## PROBLEM TO WORK ON
Reproduce the lines below verbatim, starting at the line containing "List all visible" and ending at the line containing "scan-edge-line bbox=[0, 0, 50, 2]", with both of those lines included. Leave the pictures out of the output.

## TASK INPUTS
%%

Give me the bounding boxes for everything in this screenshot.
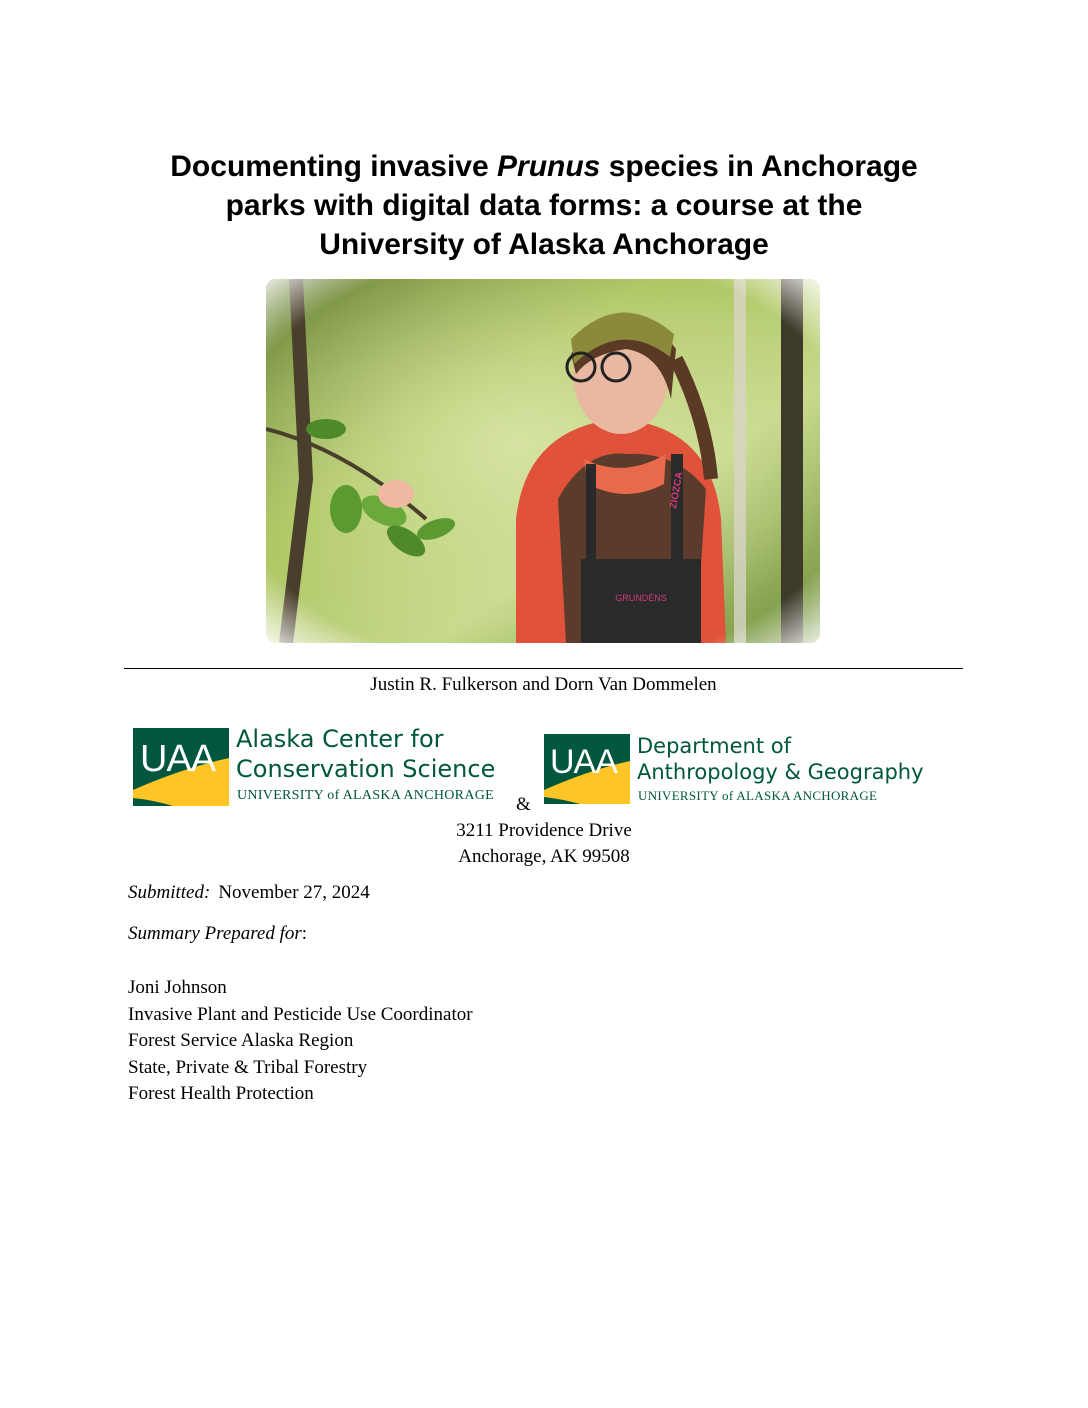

%%
%%

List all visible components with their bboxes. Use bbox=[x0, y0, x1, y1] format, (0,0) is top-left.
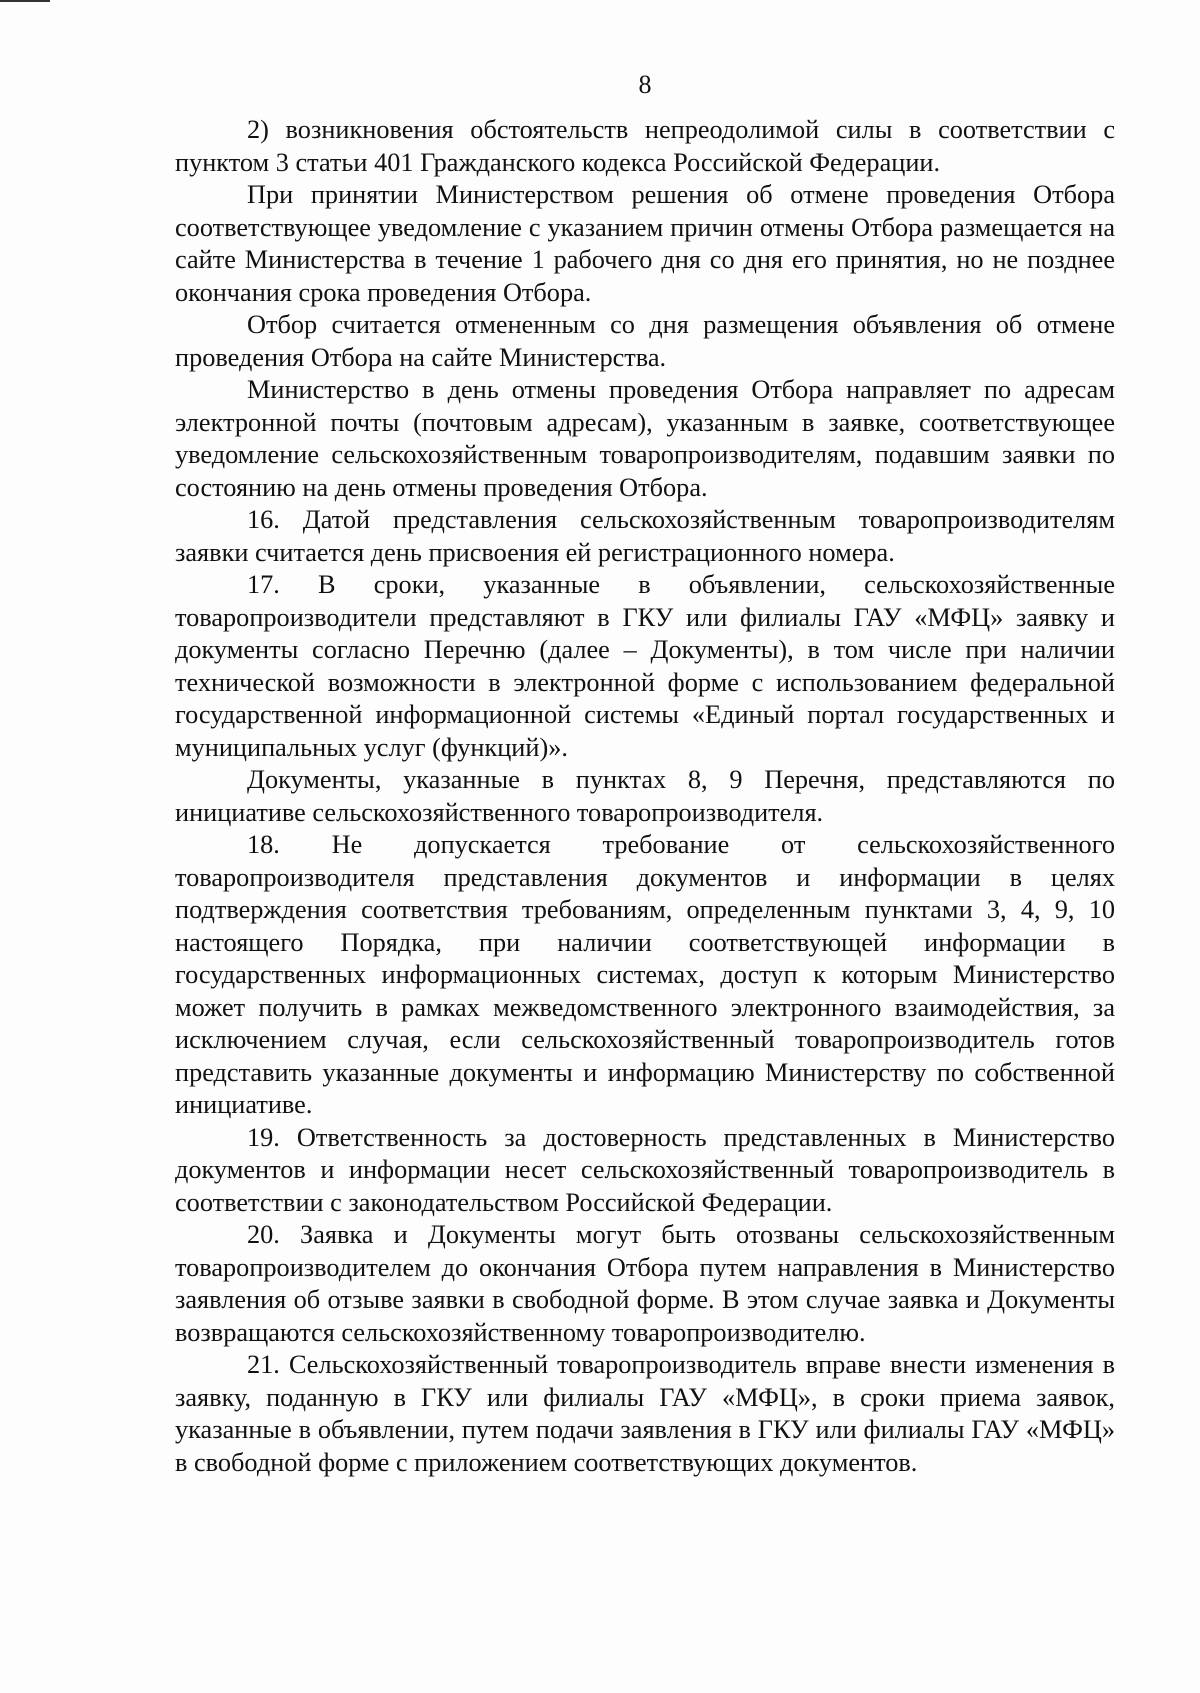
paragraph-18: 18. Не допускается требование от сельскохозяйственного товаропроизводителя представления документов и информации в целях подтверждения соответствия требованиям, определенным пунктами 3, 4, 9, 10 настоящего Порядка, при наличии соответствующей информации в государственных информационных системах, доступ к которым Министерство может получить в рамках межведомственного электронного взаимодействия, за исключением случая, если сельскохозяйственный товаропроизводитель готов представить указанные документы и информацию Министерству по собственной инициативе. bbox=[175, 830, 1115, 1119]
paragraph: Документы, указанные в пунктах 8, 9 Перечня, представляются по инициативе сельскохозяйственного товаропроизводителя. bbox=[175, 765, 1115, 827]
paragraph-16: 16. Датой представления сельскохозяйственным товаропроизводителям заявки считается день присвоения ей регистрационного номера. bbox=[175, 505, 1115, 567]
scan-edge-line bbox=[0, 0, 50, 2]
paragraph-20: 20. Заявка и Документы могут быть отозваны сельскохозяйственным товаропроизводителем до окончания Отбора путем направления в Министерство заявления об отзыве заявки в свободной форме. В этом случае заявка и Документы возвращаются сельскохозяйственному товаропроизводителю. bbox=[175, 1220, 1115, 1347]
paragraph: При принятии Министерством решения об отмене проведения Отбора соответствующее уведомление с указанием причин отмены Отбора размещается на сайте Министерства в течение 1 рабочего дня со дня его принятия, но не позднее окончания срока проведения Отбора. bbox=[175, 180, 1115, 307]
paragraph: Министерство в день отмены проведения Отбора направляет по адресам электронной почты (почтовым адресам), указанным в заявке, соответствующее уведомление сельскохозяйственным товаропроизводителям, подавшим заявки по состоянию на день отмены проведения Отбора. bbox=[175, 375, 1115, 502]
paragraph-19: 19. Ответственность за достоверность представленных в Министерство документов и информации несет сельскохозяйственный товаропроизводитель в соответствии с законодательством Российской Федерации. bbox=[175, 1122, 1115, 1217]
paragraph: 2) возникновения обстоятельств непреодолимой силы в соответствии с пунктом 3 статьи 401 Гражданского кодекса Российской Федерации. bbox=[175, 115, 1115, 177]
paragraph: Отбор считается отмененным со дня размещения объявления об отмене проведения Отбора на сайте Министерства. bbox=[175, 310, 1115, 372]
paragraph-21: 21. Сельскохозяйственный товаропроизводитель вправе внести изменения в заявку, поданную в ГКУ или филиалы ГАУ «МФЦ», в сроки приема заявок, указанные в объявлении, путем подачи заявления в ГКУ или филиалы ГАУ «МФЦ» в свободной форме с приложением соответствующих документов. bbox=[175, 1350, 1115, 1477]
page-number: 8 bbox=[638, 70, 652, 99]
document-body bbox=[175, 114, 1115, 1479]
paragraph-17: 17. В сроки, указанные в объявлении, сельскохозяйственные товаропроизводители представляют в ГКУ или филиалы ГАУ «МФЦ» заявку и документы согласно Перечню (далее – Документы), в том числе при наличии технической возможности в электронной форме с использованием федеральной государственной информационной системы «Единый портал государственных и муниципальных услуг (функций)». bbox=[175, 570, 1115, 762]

%%

## TASK RESPONSE
List all visible components with their bboxes. Use bbox=[x0, y0, x1, y1] format, (0,0) is top-left.
paragraph-18: 18. Не допускается требование от сельскохозяйственного товаропроизводителя представления документов и информации в целях подтверждения соответствия требованиям, определенным пунктами 3, 4, 9, 10 настоящего Порядка, при наличии соответствующей информации в государственных информационных системах, доступ к которым Министерство может получить в рамках межведомственного электронного взаимодействия, за исключением случая, если сельскохозяйственный товаропроизводитель готов представить указанные документы и информацию Министерству по собственной инициативе. bbox=[175, 830, 1115, 1119]
paragraph: Документы, указанные в пунктах 8, 9 Перечня, представляются по инициативе сельскохозяйственного товаропроизводителя. bbox=[175, 765, 1115, 827]
paragraph-16: 16. Датой представления сельскохозяйственным товаропроизводителям заявки считается день присвоения ей регистрационного номера. bbox=[175, 505, 1115, 567]
scan-edge-line bbox=[0, 0, 50, 2]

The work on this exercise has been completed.